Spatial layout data
----------
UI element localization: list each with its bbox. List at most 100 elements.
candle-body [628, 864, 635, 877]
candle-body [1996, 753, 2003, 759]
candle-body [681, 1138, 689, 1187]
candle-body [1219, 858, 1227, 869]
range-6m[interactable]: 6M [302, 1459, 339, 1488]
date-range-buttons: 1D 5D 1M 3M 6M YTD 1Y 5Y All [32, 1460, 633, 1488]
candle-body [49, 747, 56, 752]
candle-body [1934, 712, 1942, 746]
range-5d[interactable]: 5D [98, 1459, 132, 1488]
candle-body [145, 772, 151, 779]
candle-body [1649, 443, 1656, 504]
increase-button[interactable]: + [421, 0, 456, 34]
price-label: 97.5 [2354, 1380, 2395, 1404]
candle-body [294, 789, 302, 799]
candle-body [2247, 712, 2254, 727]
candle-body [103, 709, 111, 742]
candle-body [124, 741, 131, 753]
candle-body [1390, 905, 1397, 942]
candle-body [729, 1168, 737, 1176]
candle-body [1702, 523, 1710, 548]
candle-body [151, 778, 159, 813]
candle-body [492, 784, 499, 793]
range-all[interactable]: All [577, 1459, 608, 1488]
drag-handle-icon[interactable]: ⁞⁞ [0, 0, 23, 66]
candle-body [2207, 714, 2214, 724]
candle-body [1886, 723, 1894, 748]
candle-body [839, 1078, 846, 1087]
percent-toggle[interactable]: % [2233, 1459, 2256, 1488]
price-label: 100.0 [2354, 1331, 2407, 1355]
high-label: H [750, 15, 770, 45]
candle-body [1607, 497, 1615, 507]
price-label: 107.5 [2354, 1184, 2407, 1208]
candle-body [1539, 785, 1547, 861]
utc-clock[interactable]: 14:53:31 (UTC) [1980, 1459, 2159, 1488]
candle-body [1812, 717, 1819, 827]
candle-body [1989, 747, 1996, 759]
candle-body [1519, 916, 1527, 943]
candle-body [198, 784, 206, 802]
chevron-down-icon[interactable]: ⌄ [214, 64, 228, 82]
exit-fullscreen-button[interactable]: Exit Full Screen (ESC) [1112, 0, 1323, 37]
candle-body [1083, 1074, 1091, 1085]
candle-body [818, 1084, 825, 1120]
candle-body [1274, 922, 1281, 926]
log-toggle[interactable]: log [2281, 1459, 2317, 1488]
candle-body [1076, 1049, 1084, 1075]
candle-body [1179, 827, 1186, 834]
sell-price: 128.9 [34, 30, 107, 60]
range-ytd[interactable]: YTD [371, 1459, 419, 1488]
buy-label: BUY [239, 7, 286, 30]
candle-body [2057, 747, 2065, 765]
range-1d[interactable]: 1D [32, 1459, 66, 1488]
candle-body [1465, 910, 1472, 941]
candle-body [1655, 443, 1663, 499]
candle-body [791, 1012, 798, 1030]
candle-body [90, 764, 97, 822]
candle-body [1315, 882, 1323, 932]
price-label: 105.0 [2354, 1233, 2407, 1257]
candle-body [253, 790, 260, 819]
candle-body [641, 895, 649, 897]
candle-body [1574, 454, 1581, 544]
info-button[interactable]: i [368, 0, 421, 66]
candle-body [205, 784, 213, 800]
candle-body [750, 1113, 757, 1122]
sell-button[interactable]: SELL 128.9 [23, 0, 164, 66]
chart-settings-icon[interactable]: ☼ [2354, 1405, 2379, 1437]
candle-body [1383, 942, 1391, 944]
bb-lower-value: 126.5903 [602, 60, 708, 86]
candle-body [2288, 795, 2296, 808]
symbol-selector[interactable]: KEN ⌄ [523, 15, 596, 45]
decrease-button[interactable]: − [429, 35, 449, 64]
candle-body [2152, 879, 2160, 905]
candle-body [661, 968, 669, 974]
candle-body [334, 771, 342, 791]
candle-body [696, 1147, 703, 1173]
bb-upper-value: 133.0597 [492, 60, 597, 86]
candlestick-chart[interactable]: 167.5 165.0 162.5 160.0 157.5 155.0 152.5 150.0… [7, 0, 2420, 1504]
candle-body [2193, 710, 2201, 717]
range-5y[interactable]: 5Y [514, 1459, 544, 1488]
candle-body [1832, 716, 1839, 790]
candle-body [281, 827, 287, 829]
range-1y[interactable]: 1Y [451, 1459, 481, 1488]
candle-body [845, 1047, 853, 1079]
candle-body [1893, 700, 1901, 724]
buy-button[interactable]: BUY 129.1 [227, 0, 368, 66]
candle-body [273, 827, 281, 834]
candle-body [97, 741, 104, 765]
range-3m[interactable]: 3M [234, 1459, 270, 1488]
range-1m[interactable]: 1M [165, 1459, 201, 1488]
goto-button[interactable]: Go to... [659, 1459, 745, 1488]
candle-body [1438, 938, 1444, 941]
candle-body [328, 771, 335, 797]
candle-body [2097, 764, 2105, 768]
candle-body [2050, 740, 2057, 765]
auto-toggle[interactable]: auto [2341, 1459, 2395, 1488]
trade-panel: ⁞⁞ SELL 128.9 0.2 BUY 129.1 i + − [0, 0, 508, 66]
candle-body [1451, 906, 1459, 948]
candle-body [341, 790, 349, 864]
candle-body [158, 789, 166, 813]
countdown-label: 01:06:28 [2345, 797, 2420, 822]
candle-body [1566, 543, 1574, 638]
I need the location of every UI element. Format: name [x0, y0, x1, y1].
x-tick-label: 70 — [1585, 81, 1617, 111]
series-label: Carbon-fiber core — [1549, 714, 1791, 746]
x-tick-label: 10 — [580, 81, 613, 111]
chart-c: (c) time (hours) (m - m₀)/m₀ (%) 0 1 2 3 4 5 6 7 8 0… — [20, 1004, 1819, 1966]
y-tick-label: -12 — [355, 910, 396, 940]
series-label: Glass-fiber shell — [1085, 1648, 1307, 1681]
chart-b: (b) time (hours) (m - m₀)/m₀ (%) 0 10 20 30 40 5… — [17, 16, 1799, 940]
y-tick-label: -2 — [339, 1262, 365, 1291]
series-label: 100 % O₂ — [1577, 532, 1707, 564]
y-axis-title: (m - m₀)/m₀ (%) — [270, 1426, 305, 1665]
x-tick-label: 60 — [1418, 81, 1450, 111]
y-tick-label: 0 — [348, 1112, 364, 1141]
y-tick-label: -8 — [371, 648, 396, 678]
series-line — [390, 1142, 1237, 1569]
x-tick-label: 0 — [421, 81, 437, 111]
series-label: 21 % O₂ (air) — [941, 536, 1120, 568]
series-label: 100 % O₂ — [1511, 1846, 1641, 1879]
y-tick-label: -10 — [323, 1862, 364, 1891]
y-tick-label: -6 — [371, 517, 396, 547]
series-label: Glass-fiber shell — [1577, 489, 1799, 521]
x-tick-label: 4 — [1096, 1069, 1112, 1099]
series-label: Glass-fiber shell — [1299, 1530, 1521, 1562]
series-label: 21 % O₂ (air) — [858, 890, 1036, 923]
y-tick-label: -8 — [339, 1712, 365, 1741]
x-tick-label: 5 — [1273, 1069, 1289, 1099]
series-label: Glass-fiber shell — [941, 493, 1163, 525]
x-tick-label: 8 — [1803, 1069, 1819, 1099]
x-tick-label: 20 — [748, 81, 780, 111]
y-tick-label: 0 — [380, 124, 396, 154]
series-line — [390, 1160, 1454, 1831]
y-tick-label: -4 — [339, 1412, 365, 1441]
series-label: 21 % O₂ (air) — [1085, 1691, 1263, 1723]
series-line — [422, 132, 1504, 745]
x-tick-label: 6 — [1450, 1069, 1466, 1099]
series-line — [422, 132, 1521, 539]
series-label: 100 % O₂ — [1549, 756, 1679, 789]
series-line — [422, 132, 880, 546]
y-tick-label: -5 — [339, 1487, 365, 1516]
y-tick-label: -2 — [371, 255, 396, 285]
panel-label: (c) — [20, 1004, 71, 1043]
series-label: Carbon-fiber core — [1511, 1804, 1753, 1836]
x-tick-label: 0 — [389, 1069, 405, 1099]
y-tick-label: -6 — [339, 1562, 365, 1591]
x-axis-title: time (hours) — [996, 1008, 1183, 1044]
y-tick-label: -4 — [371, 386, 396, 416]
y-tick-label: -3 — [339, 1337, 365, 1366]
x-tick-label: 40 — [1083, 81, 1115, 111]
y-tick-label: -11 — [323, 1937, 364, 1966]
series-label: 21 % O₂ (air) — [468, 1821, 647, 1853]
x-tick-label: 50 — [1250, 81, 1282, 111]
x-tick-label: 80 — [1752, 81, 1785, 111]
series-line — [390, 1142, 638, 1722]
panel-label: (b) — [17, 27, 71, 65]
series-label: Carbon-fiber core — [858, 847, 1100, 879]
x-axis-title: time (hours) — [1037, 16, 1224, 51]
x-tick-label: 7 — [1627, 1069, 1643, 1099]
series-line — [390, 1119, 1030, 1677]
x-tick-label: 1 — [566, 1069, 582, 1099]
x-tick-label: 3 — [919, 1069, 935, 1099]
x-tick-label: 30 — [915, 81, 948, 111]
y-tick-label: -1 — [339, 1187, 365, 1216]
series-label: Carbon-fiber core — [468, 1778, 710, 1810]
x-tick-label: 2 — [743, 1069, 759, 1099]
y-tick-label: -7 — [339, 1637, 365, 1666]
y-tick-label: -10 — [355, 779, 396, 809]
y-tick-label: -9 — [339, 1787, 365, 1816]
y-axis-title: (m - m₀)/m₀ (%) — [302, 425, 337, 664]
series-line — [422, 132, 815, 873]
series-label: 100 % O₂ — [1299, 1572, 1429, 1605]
----------
_Your instructions_
Rewrite the entries from the start through the line with "candle-body [1934, 712, 1942, 746]", that line included, changing "date-range-buttons" to "timeframe-buttons" and leaving everything else as it is.

_Written answer_
UI element localization: list each with its bbox. List at most 100 elements.
candle-body [628, 864, 635, 877]
candle-body [1996, 753, 2003, 759]
candle-body [681, 1138, 689, 1187]
candle-body [1219, 858, 1227, 869]
range-6m[interactable]: 6M [302, 1459, 339, 1488]
timeframe-buttons: 1D 5D 1M 3M 6M YTD 1Y 5Y All [32, 1460, 633, 1488]
candle-body [49, 747, 56, 752]
candle-body [1934, 712, 1942, 746]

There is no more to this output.